Written request: Every line with the string "anomaly" should be gathered.

Source records:
## START

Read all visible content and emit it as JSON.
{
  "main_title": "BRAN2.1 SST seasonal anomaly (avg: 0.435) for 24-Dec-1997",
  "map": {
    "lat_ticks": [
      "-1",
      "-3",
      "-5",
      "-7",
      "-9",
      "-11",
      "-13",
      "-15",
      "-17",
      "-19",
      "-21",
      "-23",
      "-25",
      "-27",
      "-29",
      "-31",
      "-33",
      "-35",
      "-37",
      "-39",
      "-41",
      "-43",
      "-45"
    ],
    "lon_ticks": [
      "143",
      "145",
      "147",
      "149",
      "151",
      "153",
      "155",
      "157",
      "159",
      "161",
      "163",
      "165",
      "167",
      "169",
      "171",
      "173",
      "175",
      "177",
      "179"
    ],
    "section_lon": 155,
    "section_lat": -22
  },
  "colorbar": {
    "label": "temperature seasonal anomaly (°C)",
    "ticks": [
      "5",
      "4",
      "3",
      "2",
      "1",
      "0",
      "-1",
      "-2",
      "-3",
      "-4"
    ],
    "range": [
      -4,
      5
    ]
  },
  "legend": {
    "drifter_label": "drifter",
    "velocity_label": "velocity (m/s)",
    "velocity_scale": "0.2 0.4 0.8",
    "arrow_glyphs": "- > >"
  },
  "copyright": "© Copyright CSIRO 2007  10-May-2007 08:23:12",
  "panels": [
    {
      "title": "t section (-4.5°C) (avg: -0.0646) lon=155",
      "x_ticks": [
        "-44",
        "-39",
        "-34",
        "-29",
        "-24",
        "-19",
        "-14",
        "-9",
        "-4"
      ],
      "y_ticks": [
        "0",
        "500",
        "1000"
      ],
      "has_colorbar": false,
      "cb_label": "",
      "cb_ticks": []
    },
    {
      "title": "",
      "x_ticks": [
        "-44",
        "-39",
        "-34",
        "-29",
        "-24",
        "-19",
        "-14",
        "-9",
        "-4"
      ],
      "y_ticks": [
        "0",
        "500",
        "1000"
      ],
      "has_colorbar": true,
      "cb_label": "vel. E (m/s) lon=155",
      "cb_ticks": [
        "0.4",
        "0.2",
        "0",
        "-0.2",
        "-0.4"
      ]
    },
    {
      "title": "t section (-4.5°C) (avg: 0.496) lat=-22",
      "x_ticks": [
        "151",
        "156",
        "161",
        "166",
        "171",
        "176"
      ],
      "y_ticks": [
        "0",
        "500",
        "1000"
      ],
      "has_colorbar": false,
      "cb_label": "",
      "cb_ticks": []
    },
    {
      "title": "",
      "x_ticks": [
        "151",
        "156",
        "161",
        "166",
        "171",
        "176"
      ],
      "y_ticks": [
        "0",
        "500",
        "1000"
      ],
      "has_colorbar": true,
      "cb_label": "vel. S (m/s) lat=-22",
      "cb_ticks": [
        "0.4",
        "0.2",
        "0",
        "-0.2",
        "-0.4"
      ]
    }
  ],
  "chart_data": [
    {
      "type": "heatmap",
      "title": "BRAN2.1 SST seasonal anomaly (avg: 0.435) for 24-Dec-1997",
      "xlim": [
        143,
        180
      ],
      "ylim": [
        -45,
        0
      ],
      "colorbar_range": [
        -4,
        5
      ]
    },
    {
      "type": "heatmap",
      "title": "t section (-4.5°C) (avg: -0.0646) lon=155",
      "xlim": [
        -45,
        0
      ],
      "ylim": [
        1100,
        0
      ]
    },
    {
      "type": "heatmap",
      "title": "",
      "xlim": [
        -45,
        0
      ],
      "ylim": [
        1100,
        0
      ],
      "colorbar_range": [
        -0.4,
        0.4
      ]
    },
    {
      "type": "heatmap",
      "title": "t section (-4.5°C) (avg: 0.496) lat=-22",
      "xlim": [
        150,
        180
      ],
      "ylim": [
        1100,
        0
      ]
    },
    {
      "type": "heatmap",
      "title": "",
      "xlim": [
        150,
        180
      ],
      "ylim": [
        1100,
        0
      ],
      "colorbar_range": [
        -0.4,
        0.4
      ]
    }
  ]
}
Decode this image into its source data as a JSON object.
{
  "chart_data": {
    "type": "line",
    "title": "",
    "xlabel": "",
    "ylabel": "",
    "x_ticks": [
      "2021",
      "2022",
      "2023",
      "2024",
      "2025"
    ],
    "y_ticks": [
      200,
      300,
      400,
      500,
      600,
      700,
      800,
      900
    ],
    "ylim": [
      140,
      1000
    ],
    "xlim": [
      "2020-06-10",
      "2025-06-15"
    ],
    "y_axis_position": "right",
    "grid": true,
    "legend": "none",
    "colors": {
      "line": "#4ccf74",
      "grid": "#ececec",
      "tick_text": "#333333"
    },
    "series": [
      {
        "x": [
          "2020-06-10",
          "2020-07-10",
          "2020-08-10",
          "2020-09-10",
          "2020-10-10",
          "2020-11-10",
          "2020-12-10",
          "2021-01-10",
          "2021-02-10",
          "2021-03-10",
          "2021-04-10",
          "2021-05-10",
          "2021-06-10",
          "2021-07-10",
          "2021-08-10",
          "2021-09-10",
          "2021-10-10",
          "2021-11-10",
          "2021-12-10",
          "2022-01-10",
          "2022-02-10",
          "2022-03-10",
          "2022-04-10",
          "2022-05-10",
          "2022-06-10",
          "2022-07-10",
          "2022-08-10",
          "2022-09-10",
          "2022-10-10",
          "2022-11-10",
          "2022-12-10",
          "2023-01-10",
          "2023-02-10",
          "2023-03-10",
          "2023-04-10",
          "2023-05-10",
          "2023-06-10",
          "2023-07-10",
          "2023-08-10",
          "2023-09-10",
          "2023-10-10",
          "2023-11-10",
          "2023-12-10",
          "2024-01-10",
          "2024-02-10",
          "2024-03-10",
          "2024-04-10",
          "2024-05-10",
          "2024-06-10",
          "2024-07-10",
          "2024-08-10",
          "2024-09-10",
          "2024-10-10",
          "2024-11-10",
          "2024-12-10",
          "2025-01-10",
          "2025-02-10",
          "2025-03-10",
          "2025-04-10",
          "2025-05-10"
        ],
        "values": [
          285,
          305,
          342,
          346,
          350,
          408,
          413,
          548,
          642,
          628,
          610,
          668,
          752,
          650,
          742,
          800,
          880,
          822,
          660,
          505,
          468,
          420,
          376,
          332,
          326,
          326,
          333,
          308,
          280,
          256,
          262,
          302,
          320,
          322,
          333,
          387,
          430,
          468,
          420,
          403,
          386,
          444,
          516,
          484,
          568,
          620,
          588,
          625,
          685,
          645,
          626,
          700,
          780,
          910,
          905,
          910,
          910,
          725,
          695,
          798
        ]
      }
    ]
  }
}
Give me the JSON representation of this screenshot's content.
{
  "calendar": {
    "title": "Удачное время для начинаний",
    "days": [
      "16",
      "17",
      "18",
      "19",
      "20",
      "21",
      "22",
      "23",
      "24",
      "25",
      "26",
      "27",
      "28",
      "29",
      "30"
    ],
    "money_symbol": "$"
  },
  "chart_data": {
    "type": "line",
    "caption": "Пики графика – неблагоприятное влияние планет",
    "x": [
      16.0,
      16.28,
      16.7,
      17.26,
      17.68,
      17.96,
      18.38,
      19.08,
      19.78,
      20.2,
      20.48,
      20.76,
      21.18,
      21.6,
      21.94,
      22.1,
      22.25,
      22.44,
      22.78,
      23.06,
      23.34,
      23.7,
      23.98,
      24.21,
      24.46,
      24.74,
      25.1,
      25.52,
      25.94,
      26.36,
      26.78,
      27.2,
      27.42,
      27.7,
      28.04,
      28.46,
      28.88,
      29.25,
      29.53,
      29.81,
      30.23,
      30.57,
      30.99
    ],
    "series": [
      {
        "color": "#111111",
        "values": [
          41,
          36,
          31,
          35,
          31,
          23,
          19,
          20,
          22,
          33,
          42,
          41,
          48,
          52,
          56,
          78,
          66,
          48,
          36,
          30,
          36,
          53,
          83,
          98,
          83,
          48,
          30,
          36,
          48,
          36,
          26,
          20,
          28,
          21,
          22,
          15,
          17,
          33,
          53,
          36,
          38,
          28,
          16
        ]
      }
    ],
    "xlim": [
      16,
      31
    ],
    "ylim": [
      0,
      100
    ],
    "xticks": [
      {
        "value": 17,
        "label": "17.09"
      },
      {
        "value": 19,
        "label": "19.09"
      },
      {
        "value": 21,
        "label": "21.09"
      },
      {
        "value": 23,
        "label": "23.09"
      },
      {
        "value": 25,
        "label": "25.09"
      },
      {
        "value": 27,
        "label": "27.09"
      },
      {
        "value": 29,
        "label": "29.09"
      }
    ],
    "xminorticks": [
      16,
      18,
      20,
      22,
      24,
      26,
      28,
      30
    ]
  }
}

## END

Answer to the exercise:
  "main_title": "BRAN2.1 SST seasonal anomaly (avg: 0.435) for 24-Dec-1997",
    "label": "temperature seasonal anomaly (°C)",
      "title": "BRAN2.1 SST seasonal anomaly (avg: 0.435) for 24-Dec-1997",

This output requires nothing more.